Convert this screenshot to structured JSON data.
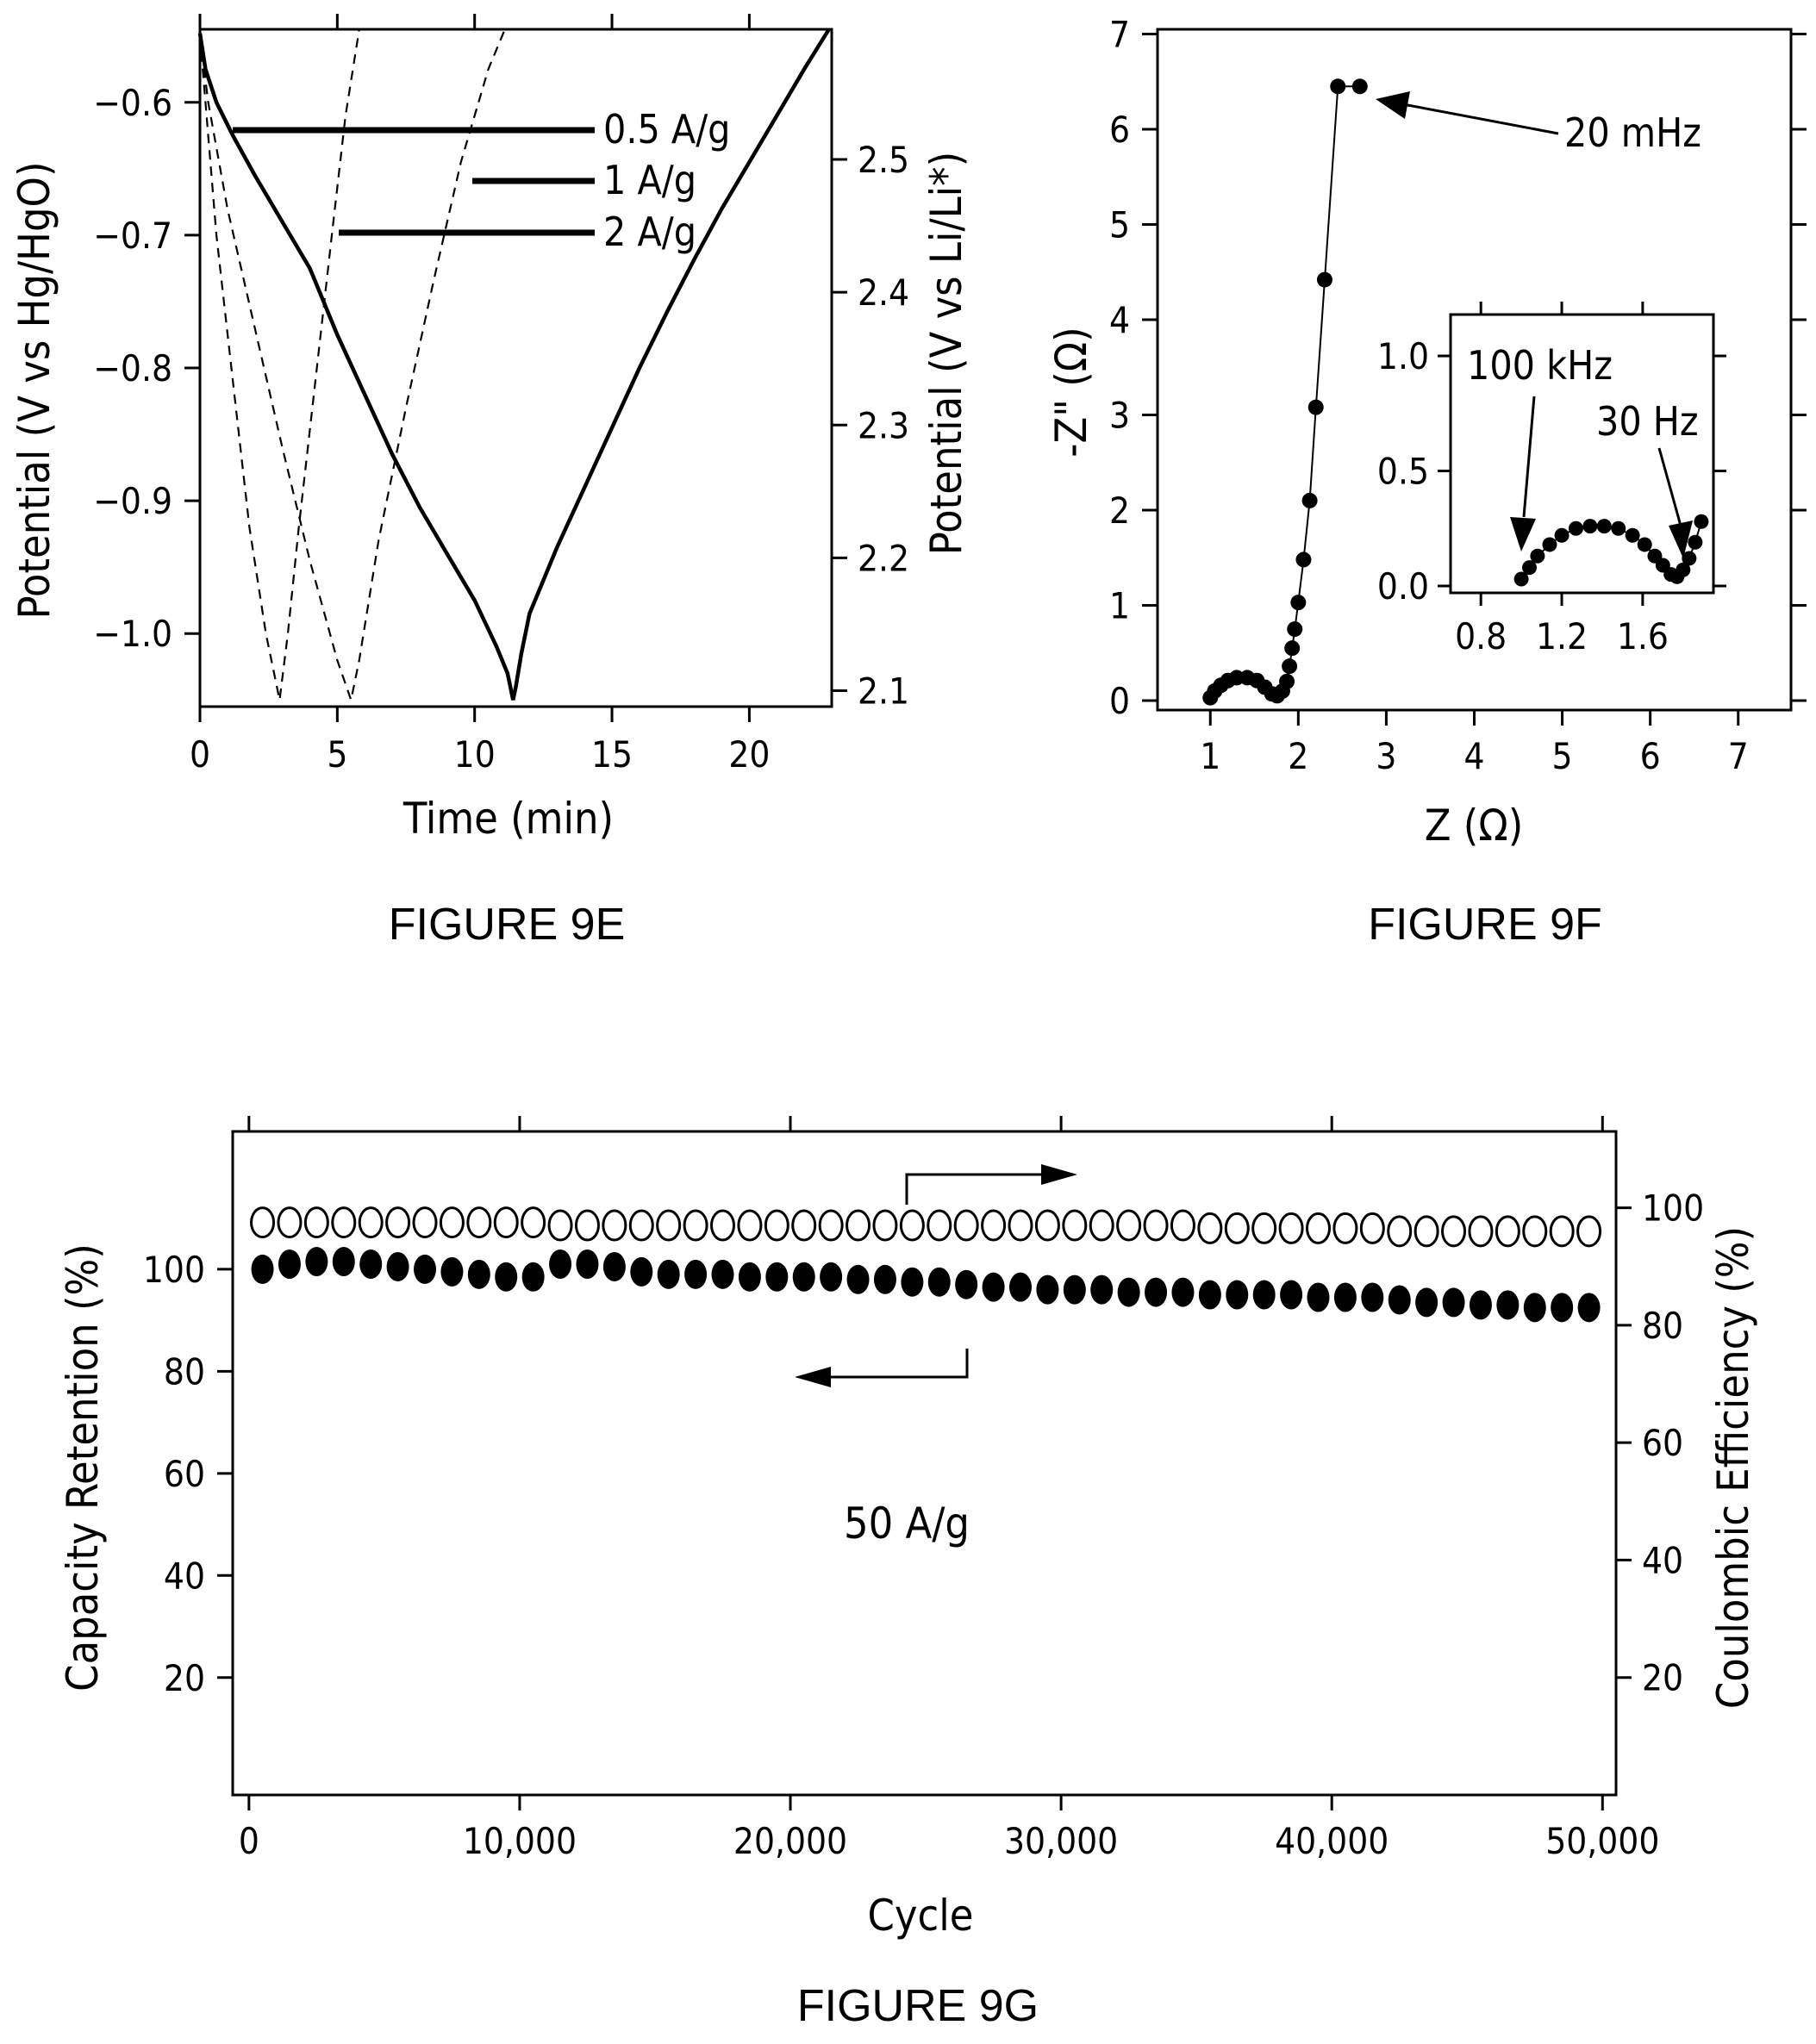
{
  "figures": {
    "e": {
      "caption": "FIGURE 9E"
    },
    "f": {
      "caption": "FIGURE 9F"
    },
    "g": {
      "caption": "FIGURE 9G"
    }
  },
  "chart_data": [
    {
      "id": "9E",
      "type": "line",
      "xlabel": "Time (min)",
      "ylabel": "Potential (V vs Hg/HgO)",
      "y2label": "Potential (V vs Li/Li*)",
      "xlim": [
        0,
        23
      ],
      "ylim": [
        -1.055,
        -0.545
      ],
      "y2lim": [
        2.088,
        2.598
      ],
      "x_ticks": [
        0,
        5,
        10,
        15,
        20
      ],
      "y_ticks": [
        -0.6,
        -0.7,
        -0.8,
        -0.9,
        -1.0
      ],
      "y_tick_labels": [
        "-0.6",
        "-0.7",
        "-0.8",
        "-0.9",
        "-1.0"
      ],
      "y2_ticks": [
        2.5,
        2.4,
        2.3,
        2.2,
        2.1
      ],
      "series": [
        {
          "name": "0.5 A/g",
          "style": "solid",
          "x": [
            0,
            0.2,
            0.6,
            1.2,
            2,
            3,
            4,
            4.5,
            5,
            6,
            7,
            8,
            9,
            10,
            10.8,
            11.2,
            11.4,
            11.5,
            11.7,
            12,
            13,
            14,
            15,
            16,
            17,
            18,
            19,
            20,
            21,
            22,
            22.9
          ],
          "y": [
            -0.548,
            -0.575,
            -0.6,
            -0.625,
            -0.655,
            -0.69,
            -0.725,
            -0.75,
            -0.775,
            -0.82,
            -0.865,
            -0.905,
            -0.94,
            -0.975,
            -1.01,
            -1.03,
            -1.05,
            -1.04,
            -1.015,
            -0.985,
            -0.935,
            -0.89,
            -0.845,
            -0.8,
            -0.758,
            -0.718,
            -0.68,
            -0.645,
            -0.61,
            -0.575,
            -0.545
          ]
        },
        {
          "name": "1 A/g",
          "style": "dashed",
          "x": [
            0,
            0.3,
            1,
            2,
            3,
            4,
            5,
            5.5,
            5.8,
            6.5,
            7.5,
            8.5,
            9.5,
            10.5,
            11.1
          ],
          "y": [
            -0.55,
            -0.6,
            -0.68,
            -0.77,
            -0.86,
            -0.945,
            -1.02,
            -1.05,
            -1.02,
            -0.93,
            -0.83,
            -0.735,
            -0.645,
            -0.575,
            -0.545
          ]
        },
        {
          "name": "2 A/g",
          "style": "dashed",
          "x": [
            0,
            0.2,
            0.6,
            1.2,
            1.8,
            2.4,
            2.9,
            3.2,
            3.6,
            4.2,
            4.8,
            5.3,
            5.8
          ],
          "y": [
            -0.55,
            -0.6,
            -0.7,
            -0.81,
            -0.92,
            -1.0,
            -1.05,
            -1.0,
            -0.92,
            -0.81,
            -0.7,
            -0.61,
            -0.545
          ]
        }
      ],
      "legend": [
        "0.5 A/g",
        "1 A/g",
        "2 A/g"
      ]
    },
    {
      "id": "9F",
      "type": "scatter",
      "xlabel": "Z (Ω)",
      "ylabel": "-Z\" (Ω)",
      "xlim": [
        0.4,
        7.6
      ],
      "ylim": [
        -0.1,
        7.05
      ],
      "x_ticks": [
        1,
        2,
        3,
        4,
        5,
        6,
        7
      ],
      "y_ticks": [
        0,
        1,
        2,
        3,
        4,
        5,
        6,
        7
      ],
      "series": [
        {
          "name": "",
          "x": [
            1.0,
            1.05,
            1.12,
            1.2,
            1.3,
            1.42,
            1.53,
            1.62,
            1.7,
            1.76,
            1.82,
            1.87,
            1.9,
            1.93,
            1.96,
            2.0,
            2.06,
            2.13,
            2.2,
            2.3,
            2.45,
            2.7
          ],
          "y": [
            0.03,
            0.1,
            0.16,
            0.21,
            0.24,
            0.24,
            0.21,
            0.14,
            0.07,
            0.05,
            0.1,
            0.2,
            0.36,
            0.55,
            0.75,
            1.03,
            1.48,
            2.1,
            3.08,
            4.42,
            6.45,
            6.45
          ]
        }
      ],
      "annotations": [
        "20 mHz"
      ],
      "inset": {
        "xlim": [
          0.65,
          1.95
        ],
        "ylim": [
          -0.03,
          1.18
        ],
        "x_ticks": [
          0.8,
          1.2,
          1.6
        ],
        "x_tick_labels": [
          "0.8",
          "1.2",
          "1.6"
        ],
        "y_ticks": [
          0.0,
          0.5,
          1.0
        ],
        "y_tick_labels": [
          "0.0",
          "0.5",
          "1.0"
        ],
        "x": [
          1.0,
          1.04,
          1.08,
          1.14,
          1.2,
          1.27,
          1.34,
          1.41,
          1.48,
          1.55,
          1.61,
          1.66,
          1.7,
          1.74,
          1.77,
          1.8,
          1.83,
          1.86,
          1.89
        ],
        "y": [
          0.03,
          0.08,
          0.13,
          0.18,
          0.22,
          0.25,
          0.26,
          0.26,
          0.25,
          0.22,
          0.18,
          0.13,
          0.09,
          0.05,
          0.04,
          0.07,
          0.12,
          0.19,
          0.28
        ],
        "annotations": [
          "100 kHz",
          "30 Hz"
        ]
      }
    },
    {
      "id": "9G",
      "type": "scatter",
      "xlabel": "Cycle",
      "ylabel": "Capacity Retention (%)",
      "y2label": "Coulombic Efficiency (%)",
      "xlim": [
        -600,
        50500
      ],
      "ylim": [
        -3,
        127
      ],
      "y2lim": [
        0,
        113
      ],
      "x_ticks": [
        0,
        10000,
        20000,
        30000,
        40000,
        50000
      ],
      "x_tick_labels": [
        "0",
        "10,000",
        "20,000",
        "30,000",
        "40,000",
        "50,000"
      ],
      "y_ticks": [
        20,
        40,
        60,
        80,
        100
      ],
      "y2_ticks": [
        20,
        40,
        60,
        80,
        100
      ],
      "annotations": [
        "50 A/g"
      ],
      "series": [
        {
          "name": "",
          "axis": "left",
          "marker": "filled",
          "x": [
            500,
            1500,
            2500,
            3500,
            4500,
            5500,
            6500,
            7500,
            8500,
            9500,
            10500,
            11500,
            12500,
            13500,
            14500,
            15500,
            16500,
            17500,
            18500,
            19500,
            20500,
            21500,
            22500,
            23500,
            24500,
            25500,
            26500,
            27500,
            28500,
            29500,
            30500,
            31500,
            32500,
            33500,
            34500,
            35500,
            36500,
            37500,
            38500,
            39500,
            40500,
            41500,
            42500,
            43500,
            44500,
            45500,
            46500,
            47500,
            48500,
            49500
          ],
          "y": [
            100,
            101,
            101.5,
            101.5,
            101,
            100.5,
            100,
            99.5,
            99,
            98.5,
            98.5,
            101,
            101,
            100.5,
            99.5,
            99,
            99,
            99,
            98.5,
            98.5,
            98.5,
            98.5,
            98,
            98,
            97.5,
            97.5,
            97,
            96.5,
            96.5,
            96,
            96,
            96,
            95.5,
            95.5,
            95.5,
            95,
            95,
            95,
            95,
            94.5,
            94.5,
            94.5,
            94,
            93.5,
            93.5,
            93,
            93,
            92.5,
            92.5,
            92.5
          ]
        },
        {
          "name": "",
          "axis": "right",
          "marker": "open",
          "x": [
            500,
            1500,
            2500,
            3500,
            4500,
            5500,
            6500,
            7500,
            8500,
            9500,
            10500,
            11500,
            12500,
            13500,
            14500,
            15500,
            16500,
            17500,
            18500,
            19500,
            20500,
            21500,
            22500,
            23500,
            24500,
            25500,
            26500,
            27500,
            28500,
            29500,
            30500,
            31500,
            32500,
            33500,
            34500,
            35500,
            36500,
            37500,
            38500,
            39500,
            40500,
            41500,
            42500,
            43500,
            44500,
            45500,
            46500,
            47500,
            48500,
            49500
          ],
          "y": [
            97.5,
            97.5,
            97.5,
            97.5,
            97.5,
            97.5,
            97.5,
            97.5,
            97.5,
            97.5,
            97.5,
            97,
            97,
            97,
            97,
            97,
            97,
            97,
            97,
            97,
            97,
            97,
            97,
            97,
            97,
            97,
            97,
            97,
            97,
            97,
            97,
            97,
            97,
            97,
            97,
            96.5,
            96.5,
            96.5,
            96.5,
            96.5,
            96.5,
            96.5,
            96,
            96,
            96,
            96,
            96,
            96,
            96,
            96
          ]
        }
      ]
    }
  ]
}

◆ Direction ◆
Pick out each line that holds the string "xlabel".

◆ Result for this task ◆
      "xlabel": "Time (min)",
      "xlabel": "Z (Ω)",
      "xlabel": "Cycle",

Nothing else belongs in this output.